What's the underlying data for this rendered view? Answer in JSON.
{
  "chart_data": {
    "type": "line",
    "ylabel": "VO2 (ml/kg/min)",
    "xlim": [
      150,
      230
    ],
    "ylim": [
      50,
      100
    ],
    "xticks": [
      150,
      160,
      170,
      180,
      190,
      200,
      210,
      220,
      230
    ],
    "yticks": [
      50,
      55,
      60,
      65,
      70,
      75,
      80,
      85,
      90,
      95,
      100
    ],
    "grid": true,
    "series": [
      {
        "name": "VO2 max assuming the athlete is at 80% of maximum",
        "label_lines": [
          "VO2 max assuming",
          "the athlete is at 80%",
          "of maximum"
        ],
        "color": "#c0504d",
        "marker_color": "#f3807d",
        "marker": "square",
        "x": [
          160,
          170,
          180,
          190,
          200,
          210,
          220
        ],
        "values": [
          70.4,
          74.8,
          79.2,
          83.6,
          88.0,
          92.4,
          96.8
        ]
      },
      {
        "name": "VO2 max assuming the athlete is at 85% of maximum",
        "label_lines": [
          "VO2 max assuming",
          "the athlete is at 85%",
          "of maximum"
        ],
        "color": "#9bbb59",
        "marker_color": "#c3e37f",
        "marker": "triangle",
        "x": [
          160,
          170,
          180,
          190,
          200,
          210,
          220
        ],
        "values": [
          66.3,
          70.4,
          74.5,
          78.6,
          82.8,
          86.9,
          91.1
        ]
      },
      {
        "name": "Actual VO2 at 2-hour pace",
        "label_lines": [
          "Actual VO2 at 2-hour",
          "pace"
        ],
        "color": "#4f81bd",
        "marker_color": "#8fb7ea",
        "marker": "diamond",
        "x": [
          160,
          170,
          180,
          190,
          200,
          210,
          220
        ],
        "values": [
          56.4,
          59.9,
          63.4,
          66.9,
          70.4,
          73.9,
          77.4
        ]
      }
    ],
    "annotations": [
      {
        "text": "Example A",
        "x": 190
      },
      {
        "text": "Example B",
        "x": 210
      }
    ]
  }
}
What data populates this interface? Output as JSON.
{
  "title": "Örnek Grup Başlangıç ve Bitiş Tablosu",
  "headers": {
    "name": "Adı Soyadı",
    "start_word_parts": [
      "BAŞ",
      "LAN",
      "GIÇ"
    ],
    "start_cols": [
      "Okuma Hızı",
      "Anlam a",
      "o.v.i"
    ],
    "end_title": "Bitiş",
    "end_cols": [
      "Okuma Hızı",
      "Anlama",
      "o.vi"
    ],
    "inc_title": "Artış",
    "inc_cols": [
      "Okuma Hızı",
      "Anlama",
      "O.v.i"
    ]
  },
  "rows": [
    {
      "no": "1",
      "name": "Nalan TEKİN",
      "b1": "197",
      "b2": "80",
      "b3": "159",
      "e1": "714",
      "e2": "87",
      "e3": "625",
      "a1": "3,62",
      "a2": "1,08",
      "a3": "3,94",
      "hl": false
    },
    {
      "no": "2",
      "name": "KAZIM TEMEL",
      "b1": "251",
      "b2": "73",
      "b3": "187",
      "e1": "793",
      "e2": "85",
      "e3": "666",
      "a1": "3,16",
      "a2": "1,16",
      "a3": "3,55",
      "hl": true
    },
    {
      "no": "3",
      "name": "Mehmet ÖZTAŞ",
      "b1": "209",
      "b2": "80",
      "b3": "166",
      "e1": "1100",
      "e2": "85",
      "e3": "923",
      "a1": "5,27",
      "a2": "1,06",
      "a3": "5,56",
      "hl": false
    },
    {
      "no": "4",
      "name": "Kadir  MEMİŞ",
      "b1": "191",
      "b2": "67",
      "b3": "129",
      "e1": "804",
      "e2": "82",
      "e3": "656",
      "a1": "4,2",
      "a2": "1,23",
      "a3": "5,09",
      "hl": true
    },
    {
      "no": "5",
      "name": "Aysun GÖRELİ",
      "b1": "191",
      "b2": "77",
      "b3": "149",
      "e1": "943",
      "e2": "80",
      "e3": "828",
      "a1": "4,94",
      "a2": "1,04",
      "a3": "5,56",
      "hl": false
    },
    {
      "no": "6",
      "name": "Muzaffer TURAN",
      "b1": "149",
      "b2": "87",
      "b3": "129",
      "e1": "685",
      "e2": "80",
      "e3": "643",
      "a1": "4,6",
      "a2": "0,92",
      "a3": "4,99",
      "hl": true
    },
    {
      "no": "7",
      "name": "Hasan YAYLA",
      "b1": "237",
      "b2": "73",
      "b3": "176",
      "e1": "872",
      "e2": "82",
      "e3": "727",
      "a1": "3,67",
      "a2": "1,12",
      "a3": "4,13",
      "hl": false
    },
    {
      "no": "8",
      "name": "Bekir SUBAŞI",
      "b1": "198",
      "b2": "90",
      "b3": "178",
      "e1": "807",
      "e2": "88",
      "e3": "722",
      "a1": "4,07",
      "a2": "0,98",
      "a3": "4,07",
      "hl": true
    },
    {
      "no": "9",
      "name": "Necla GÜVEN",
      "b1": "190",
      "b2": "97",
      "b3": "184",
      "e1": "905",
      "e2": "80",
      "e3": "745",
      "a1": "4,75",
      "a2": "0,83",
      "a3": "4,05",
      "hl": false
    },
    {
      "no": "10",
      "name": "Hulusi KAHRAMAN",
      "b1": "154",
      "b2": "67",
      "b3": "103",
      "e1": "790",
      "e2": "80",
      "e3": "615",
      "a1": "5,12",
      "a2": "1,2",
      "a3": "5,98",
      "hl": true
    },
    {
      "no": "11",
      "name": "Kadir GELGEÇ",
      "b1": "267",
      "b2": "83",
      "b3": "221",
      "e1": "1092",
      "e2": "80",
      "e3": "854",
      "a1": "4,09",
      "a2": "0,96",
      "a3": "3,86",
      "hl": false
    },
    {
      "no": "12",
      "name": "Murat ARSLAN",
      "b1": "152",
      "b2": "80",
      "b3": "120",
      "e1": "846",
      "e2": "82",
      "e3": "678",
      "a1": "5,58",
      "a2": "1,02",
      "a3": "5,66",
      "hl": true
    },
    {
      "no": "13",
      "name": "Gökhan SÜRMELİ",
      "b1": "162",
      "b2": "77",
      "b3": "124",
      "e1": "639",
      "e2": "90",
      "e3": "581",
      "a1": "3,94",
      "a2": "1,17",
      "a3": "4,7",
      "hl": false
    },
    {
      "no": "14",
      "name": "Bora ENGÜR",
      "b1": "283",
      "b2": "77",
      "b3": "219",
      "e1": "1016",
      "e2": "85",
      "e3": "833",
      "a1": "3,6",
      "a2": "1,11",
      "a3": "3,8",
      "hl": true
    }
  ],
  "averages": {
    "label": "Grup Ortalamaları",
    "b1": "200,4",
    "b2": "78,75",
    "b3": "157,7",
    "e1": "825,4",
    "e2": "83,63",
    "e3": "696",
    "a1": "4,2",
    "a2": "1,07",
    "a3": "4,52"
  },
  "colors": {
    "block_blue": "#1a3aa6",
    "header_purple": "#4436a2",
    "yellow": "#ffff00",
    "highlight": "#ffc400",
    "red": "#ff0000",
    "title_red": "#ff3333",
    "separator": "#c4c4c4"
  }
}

################

◆ **OBJECTIVE**
Return all of the data word for word.

◆ **WRITTEN ANSWER**
What's the underlying data for this rendered view? Answer in JSON.
{
  "chart_data": {
    "type": "line",
    "ylabel": "VO2 (ml/kg/min)",
    "xlim": [
      150,
      230
    ],
    "ylim": [
      50,
      100
    ],
    "xticks": [
      150,
      160,
      170,
      180,
      190,
      200,
      210,
      220,
      230
    ],
    "yticks": [
      50,
      55,
      60,
      65,
      70,
      75,
      80,
      85,
      90,
      95,
      100
    ],
    "grid": true,
    "series": [
      {
        "name": "VO2 max assuming the athlete is at 80% of maximum",
        "label_lines": [
          "VO2 max assuming",
          "the athlete is at 80%",
          "of maximum"
        ],
        "color": "#c0504d",
        "marker_color": "#f3807d",
        "marker": "square",
        "x": [
          160,
          170,
          180,
          190,
          200,
          210,
          220
        ],
        "values": [
          70.4,
          74.8,
          79.2,
          83.6,
          88.0,
          92.4,
          96.8
        ]
      },
      {
        "name": "VO2 max assuming the athlete is at 85% of maximum",
        "label_lines": [
          "VO2 max assuming",
          "the athlete is at 85%",
          "of maximum"
        ],
        "color": "#9bbb59",
        "marker_color": "#c3e37f",
        "marker": "triangle",
        "x": [
          160,
          170,
          180,
          190,
          200,
          210,
          220
        ],
        "values": [
          66.3,
          70.4,
          74.5,
          78.6,
          82.8,
          86.9,
          91.1
        ]
      },
      {
        "name": "Actual VO2 at 2-hour pace",
        "label_lines": [
          "Actual VO2 at 2-hour",
          "pace"
        ],
        "color": "#4f81bd",
        "marker_color": "#8fb7ea",
        "marker": "diamond",
        "x": [
          160,
          170,
          180,
          190,
          200,
          210,
          220
        ],
        "values": [
          56.4,
          59.9,
          63.4,
          66.9,
          70.4,
          73.9,
          77.4
        ]
      }
    ],
    "annotations": [
      {
        "text": "Example A",
        "x": 190
      },
      {
        "text": "Example B",
        "x": 210
      }
    ]
  }
}
What data populates this interface? Output as JSON.
{
  "title": "Örnek Grup Başlangıç ve Bitiş Tablosu",
  "headers": {
    "name": "Adı Soyadı",
    "start_word_parts": [
      "BAŞ",
      "LAN",
      "GIÇ"
    ],
    "start_cols": [
      "Okuma Hızı",
      "Anlam a",
      "o.v.i"
    ],
    "end_title": "Bitiş",
    "end_cols": [
      "Okuma Hızı",
      "Anlama",
      "o.vi"
    ],
    "inc_title": "Artış",
    "inc_cols": [
      "Okuma Hızı",
      "Anlama",
      "O.v.i"
    ]
  },
  "rows": [
    {
      "no": "1",
      "name": "Nalan TEKİN",
      "b1": "197",
      "b2": "80",
      "b3": "159",
      "e1": "714",
      "e2": "87",
      "e3": "625",
      "a1": "3,62",
      "a2": "1,08",
      "a3": "3,94",
      "hl": false
    },
    {
      "no": "2",
      "name": "KAZIM TEMEL",
      "b1": "251",
      "b2": "73",
      "b3": "187",
      "e1": "793",
      "e2": "85",
      "e3": "666",
      "a1": "3,16",
      "a2": "1,16",
      "a3": "3,55",
      "hl": true
    },
    {
      "no": "3",
      "name": "Mehmet ÖZTAŞ",
      "b1": "209",
      "b2": "80",
      "b3": "166",
      "e1": "1100",
      "e2": "85",
      "e3": "923",
      "a1": "5,27",
      "a2": "1,06",
      "a3": "5,56",
      "hl": false
    },
    {
      "no": "4",
      "name": "Kadir  MEMİŞ",
      "b1": "191",
      "b2": "67",
      "b3": "129",
      "e1": "804",
      "e2": "82",
      "e3": "656",
      "a1": "4,2",
      "a2": "1,23",
      "a3": "5,09",
      "hl": true
    },
    {
      "no": "5",
      "name": "Aysun GÖRELİ",
      "b1": "191",
      "b2": "77",
      "b3": "149",
      "e1": "943",
      "e2": "80",
      "e3": "828",
      "a1": "4,94",
      "a2": "1,04",
      "a3": "5,56",
      "hl": false
    },
    {
      "no": "6",
      "name": "Muzaffer TURAN",
      "b1": "149",
      "b2": "87",
      "b3": "129",
      "e1": "685",
      "e2": "80",
      "e3": "643",
      "a1": "4,6",
      "a2": "0,92",
      "a3": "4,99",
      "hl": true
    },
    {
      "no": "7",
      "name": "Hasan YAYLA",
      "b1": "237",
      "b2": "73",
      "b3": "176",
      "e1": "872",
      "e2": "82",
      "e3": "727",
      "a1": "3,67",
      "a2": "1,12",
      "a3": "4,13",
      "hl": false
    },
    {
      "no": "8",
      "name": "Bekir SUBAŞI",
      "b1": "198",
      "b2": "90",
      "b3": "178",
      "e1": "807",
      "e2": "88",
      "e3": "722",
      "a1": "4,07",
      "a2": "0,98",
      "a3": "4,07",
      "hl": true
    },
    {
      "no": "9",
      "name": "Necla GÜVEN",
      "b1": "190",
      "b2": "97",
      "b3": "184",
      "e1": "905",
      "e2": "80",
      "e3": "745",
      "a1": "4,75",
      "a2": "0,83",
      "a3": "4,05",
      "hl": false
    },
    {
      "no": "10",
      "name": "Hulusi KAHRAMAN",
      "b1": "154",
      "b2": "67",
      "b3": "103",
      "e1": "790",
      "e2": "80",
      "e3": "615",
      "a1": "5,12",
      "a2": "1,2",
      "a3": "5,98",
      "hl": true
    },
    {
      "no": "11",
      "name": "Kadir GELGEÇ",
      "b1": "267",
      "b2": "83",
      "b3": "221",
      "e1": "1092",
      "e2": "80",
      "e3": "854",
      "a1": "4,09",
      "a2": "0,96",
      "a3": "3,86",
      "hl": false
    },
    {
      "no": "12",
      "name": "Murat ARSLAN",
      "b1": "152",
      "b2": "80",
      "b3": "120",
      "e1": "846",
      "e2": "82",
      "e3": "678",
      "a1": "5,58",
      "a2": "1,02",
      "a3": "5,66",
      "hl": true
    },
    {
      "no": "13",
      "name": "Gökhan SÜRMELİ",
      "b1": "162",
      "b2": "77",
      "b3": "124",
      "e1": "639",
      "e2": "90",
      "e3": "581",
      "a1": "3,94",
      "a2": "1,17",
      "a3": "4,7",
      "hl": false
    },
    {
      "no": "14",
      "name": "Bora ENGÜR",
      "b1": "283",
      "b2": "77",
      "b3": "219",
      "e1": "1016",
      "e2": "85",
      "e3": "833",
      "a1": "3,6",
      "a2": "1,11",
      "a3": "3,8",
      "hl": true
    }
  ],
  "averages": {
    "label": "Grup Ortalamaları",
    "b1": "200,4",
    "b2": "78,75",
    "b3": "157,7",
    "e1": "825,4",
    "e2": "83,63",
    "e3": "696",
    "a1": "4,2",
    "a2": "1,07",
    "a3": "4,52"
  },
  "colors": {
    "block_blue": "#1a3aa6",
    "header_purple": "#4436a2",
    "yellow": "#ffff00",
    "highlight": "#ffc400",
    "red": "#ff0000",
    "title_red": "#ff3333",
    "separator": "#c4c4c4"
  }
}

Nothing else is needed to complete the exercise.